> Provided information:
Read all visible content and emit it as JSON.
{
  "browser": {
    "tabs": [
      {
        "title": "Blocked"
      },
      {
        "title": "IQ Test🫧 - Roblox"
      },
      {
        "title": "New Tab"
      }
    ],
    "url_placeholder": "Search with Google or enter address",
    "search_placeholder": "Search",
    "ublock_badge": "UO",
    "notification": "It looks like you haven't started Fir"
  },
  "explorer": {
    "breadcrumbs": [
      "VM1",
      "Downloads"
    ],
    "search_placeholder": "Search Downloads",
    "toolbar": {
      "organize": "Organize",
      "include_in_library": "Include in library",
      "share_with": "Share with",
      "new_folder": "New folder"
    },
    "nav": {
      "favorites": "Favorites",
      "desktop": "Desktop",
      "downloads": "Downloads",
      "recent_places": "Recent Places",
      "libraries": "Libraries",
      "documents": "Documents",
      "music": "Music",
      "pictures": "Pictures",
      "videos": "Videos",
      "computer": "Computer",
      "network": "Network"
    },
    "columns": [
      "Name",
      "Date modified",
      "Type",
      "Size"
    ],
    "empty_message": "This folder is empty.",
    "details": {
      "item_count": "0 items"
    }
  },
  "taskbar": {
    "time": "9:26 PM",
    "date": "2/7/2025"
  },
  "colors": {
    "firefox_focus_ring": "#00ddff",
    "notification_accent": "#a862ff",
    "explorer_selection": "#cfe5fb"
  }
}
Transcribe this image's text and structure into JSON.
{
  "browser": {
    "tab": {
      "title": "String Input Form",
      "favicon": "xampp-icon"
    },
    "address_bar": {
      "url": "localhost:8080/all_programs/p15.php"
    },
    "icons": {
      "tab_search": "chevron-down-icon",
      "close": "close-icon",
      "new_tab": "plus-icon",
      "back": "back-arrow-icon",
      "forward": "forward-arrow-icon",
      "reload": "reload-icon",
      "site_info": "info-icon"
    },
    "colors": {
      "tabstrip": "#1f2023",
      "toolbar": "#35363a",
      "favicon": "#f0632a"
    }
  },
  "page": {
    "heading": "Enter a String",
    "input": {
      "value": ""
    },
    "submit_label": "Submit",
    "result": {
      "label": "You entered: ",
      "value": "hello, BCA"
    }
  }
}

> To do: Report how many lines above hold the string "with", giving nothing but the number.

> Task output: 2